* [Description of the task]
Each record below is to be reproduced without any change.

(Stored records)
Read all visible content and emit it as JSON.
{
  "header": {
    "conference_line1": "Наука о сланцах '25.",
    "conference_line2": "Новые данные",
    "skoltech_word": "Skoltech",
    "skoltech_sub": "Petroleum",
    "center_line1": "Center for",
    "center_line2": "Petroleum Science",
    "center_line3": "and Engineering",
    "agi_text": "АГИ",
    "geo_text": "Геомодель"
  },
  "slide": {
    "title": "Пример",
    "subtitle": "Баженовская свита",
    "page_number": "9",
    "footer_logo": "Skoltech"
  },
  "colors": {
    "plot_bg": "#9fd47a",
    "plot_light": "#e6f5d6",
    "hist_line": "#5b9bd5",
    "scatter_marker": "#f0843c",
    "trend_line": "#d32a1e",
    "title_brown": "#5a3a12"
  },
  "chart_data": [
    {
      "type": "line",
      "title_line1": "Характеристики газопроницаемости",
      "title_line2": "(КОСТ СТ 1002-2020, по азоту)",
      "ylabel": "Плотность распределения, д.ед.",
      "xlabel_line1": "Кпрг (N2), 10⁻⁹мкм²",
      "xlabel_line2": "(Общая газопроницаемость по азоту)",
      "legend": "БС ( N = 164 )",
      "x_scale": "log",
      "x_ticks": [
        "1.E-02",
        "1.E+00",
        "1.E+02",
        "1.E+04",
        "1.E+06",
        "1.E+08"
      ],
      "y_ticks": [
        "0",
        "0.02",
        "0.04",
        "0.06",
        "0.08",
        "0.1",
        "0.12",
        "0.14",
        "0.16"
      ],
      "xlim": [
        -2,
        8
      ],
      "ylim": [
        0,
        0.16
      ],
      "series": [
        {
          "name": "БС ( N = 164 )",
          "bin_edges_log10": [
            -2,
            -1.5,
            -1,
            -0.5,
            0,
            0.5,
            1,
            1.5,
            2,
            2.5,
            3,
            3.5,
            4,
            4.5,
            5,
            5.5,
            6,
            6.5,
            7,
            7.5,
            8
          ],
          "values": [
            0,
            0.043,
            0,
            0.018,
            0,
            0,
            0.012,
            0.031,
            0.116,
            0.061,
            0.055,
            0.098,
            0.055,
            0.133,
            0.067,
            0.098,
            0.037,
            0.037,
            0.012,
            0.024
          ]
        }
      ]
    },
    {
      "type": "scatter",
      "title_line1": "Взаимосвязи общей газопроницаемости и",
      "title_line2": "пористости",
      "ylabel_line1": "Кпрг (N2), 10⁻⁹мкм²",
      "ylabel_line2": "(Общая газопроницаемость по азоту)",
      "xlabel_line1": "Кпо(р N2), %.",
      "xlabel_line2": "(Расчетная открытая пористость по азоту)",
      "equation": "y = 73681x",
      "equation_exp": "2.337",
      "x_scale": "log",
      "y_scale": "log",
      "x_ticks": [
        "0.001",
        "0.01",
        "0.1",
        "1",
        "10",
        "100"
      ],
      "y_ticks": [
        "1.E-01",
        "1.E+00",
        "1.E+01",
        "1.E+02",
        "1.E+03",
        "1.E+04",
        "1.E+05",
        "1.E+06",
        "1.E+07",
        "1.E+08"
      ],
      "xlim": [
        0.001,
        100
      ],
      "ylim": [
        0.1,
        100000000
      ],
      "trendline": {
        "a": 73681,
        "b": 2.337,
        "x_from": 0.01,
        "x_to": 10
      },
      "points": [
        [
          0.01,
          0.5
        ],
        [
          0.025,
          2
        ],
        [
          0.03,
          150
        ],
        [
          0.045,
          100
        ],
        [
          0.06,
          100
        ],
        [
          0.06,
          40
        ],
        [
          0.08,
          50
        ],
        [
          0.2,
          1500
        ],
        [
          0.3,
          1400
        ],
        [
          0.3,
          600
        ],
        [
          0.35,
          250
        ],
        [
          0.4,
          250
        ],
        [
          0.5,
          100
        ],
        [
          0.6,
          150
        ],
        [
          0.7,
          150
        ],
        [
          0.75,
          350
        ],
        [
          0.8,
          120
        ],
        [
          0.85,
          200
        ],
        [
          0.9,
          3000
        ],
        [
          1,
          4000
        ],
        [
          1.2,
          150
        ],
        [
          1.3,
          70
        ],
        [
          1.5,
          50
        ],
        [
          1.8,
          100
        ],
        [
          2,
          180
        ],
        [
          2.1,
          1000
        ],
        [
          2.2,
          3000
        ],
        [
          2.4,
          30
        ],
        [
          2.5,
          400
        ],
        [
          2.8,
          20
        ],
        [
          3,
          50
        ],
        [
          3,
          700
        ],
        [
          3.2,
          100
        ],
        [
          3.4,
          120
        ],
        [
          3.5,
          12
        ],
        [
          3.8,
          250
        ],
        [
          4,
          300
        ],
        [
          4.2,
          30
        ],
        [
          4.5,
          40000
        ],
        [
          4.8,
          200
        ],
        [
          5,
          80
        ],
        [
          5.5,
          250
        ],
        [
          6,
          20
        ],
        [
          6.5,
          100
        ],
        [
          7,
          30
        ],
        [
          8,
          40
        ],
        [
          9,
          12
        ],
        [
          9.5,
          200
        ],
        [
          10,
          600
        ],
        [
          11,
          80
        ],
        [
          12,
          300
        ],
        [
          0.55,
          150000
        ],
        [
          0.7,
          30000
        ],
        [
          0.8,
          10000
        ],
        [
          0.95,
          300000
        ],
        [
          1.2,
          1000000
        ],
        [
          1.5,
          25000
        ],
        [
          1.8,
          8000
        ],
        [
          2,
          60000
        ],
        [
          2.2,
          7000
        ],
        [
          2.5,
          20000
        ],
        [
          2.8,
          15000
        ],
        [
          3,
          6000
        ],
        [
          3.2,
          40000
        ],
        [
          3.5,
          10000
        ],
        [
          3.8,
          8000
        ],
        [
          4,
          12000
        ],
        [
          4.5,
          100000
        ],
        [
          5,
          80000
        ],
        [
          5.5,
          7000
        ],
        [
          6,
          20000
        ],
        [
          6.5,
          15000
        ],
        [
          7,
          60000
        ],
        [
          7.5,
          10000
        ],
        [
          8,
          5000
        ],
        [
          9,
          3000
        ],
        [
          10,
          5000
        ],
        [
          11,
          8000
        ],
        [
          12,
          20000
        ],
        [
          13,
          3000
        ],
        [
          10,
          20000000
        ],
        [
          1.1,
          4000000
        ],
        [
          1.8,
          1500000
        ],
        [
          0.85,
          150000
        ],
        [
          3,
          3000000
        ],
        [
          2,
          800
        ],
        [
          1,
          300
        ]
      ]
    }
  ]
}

* [Solution]
Read all visible content and emit it as JSON.
{
  "header": {
    "conference_line1": "Наука о сланцах '25.",
    "conference_line2": "Новые данные",
    "skoltech_word": "Skoltech",
    "skoltech_sub": "Petroleum",
    "center_line1": "Center for",
    "center_line2": "Petroleum Science",
    "center_line3": "and Engineering",
    "agi_text": "АГИ",
    "geo_text": "Геомодель"
  },
  "slide": {
    "title": "Пример",
    "subtitle": "Баженовская свита",
    "page_number": "9",
    "footer_logo": "Skoltech"
  },
  "colors": {
    "plot_bg": "#9fd47a",
    "plot_light": "#e6f5d6",
    "hist_line": "#5b9bd5",
    "scatter_marker": "#f0843c",
    "trend_line": "#d32a1e",
    "title_brown": "#5a3a12"
  },
  "chart_data": [
    {
      "type": "line",
      "title_line1": "Характеристики газопроницаемости",
      "title_line2": "(КОСТ СТ 1002-2020, по азоту)",
      "ylabel": "Плотность распределения, д.ед.",
      "xlabel_line1": "Кпрг (N2), 10⁻⁹мкм²",
      "xlabel_line2": "(Общая газопроницаемость по азоту)",
      "legend": "БС ( N = 164 )",
      "x_scale": "log",
      "x_ticks": [
        "1.E-02",
        "1.E+00",
        "1.E+02",
        "1.E+04",
        "1.E+06",
        "1.E+08"
      ],
      "y_ticks": [
        "0",
        "0.02",
        "0.04",
        "0.06",
        "0.08",
        "0.1",
        "0.12",
        "0.14",
        "0.16"
      ],
      "xlim": [
        -2,
        8
      ],
      "ylim": [
        0,
        0.16
      ],
      "series": [
        {
          "name": "БС ( N = 164 )",
          "bin_edges_log10": [
            -2,
            -1.5,
            -1,
            -0.5,
            0,
            0.5,
            1,
            1.5,
            2,
            2.5,
            3,
            3.5,
            4,
            4.5,
            5,
            5.5,
            6,
            6.5,
            7,
            7.5,
            8
          ],
          "values": [
            0,
            0.043,
            0,
            0.018,
            0,
            0,
            0.012,
            0.031,
            0.116,
            0.061,
            0.055,
            0.098,
            0.055,
            0.133,
            0.067,
            0.098,
            0.037,
            0.037,
            0.012,
            0.024
          ]
        }
      ]
    },
    {
      "type": "scatter",
      "title_line1": "Взаимосвязи общей газопроницаемости и",
      "title_line2": "пористости",
      "ylabel_line1": "Кпрг (N2), 10⁻⁹мкм²",
      "ylabel_line2": "(Общая газопроницаемость по азоту)",
      "xlabel_line1": "Кпо(р N2), %.",
      "xlabel_line2": "(Расчетная открытая пористость по азоту)",
      "equation": "y = 73681x",
      "equation_exp": "2.337",
      "x_scale": "log",
      "y_scale": "log",
      "x_ticks": [
        "0.001",
        "0.01",
        "0.1",
        "1",
        "10",
        "100"
      ],
      "y_ticks": [
        "1.E-01",
        "1.E+00",
        "1.E+01",
        "1.E+02",
        "1.E+03",
        "1.E+04",
        "1.E+05",
        "1.E+06",
        "1.E+07",
        "1.E+08"
      ],
      "xlim": [
        0.001,
        100
      ],
      "ylim": [
        0.1,
        100000000
      ],
      "trendline": {
        "a": 73681,
        "b": 2.337,
        "x_from": 0.01,
        "x_to": 10
      },
      "points": [
        [
          0.01,
          0.5
        ],
        [
          0.025,
          2
        ],
        [
          0.03,
          150
        ],
        [
          0.045,
          100
        ],
        [
          0.06,
          100
        ],
        [
          0.06,
          40
        ],
        [
          0.08,
          50
        ],
        [
          0.2,
          1500
        ],
        [
          0.3,
          1400
        ],
        [
          0.3,
          600
        ],
        [
          0.35,
          250
        ],
        [
          0.4,
          250
        ],
        [
          0.5,
          100
        ],
        [
          0.6,
          150
        ],
        [
          0.7,
          150
        ],
        [
          0.75,
          350
        ],
        [
          0.8,
          120
        ],
        [
          0.85,
          200
        ],
        [
          0.9,
          3000
        ],
        [
          1,
          4000
        ],
        [
          1.2,
          150
        ],
        [
          1.3,
          70
        ],
        [
          1.5,
          50
        ],
        [
          1.8,
          100
        ],
        [
          2,
          180
        ],
        [
          2.1,
          1000
        ],
        [
          2.2,
          3000
        ],
        [
          2.4,
          30
        ],
        [
          2.5,
          400
        ],
        [
          2.8,
          20
        ],
        [
          3,
          50
        ],
        [
          3,
          700
        ],
        [
          3.2,
          100
        ],
        [
          3.4,
          120
        ],
        [
          3.5,
          12
        ],
        [
          3.8,
          250
        ],
        [
          4,
          300
        ],
        [
          4.2,
          30
        ],
        [
          4.5,
          40000
        ],
        [
          4.8,
          200
        ],
        [
          5,
          80
        ],
        [
          5.5,
          250
        ],
        [
          6,
          20
        ],
        [
          6.5,
          100
        ],
        [
          7,
          30
        ],
        [
          8,
          40
        ],
        [
          9,
          12
        ],
        [
          9.5,
          200
        ],
        [
          10,
          600
        ],
        [
          11,
          80
        ],
        [
          12,
          300
        ],
        [
          0.55,
          150000
        ],
        [
          0.7,
          30000
        ],
        [
          0.8,
          10000
        ],
        [
          0.95,
          300000
        ],
        [
          1.2,
          1000000
        ],
        [
          1.5,
          25000
        ],
        [
          1.8,
          8000
        ],
        [
          2,
          60000
        ],
        [
          2.2,
          7000
        ],
        [
          2.5,
          20000
        ],
        [
          2.8,
          15000
        ],
        [
          3,
          6000
        ],
        [
          3.2,
          40000
        ],
        [
          3.5,
          10000
        ],
        [
          3.8,
          8000
        ],
        [
          4,
          12000
        ],
        [
          4.5,
          100000
        ],
        [
          5,
          80000
        ],
        [
          5.5,
          7000
        ],
        [
          6,
          20000
        ],
        [
          6.5,
          15000
        ],
        [
          7,
          60000
        ],
        [
          7.5,
          10000
        ],
        [
          8,
          5000
        ],
        [
          9,
          3000
        ],
        [
          10,
          5000
        ],
        [
          11,
          8000
        ],
        [
          12,
          20000
        ],
        [
          13,
          3000
        ],
        [
          10,
          20000000
        ],
        [
          1.1,
          4000000
        ],
        [
          1.8,
          1500000
        ],
        [
          0.85,
          150000
        ],
        [
          3,
          3000000
        ],
        [
          2,
          800
        ],
        [
          1,
          300
        ]
      ]
    }
  ]
}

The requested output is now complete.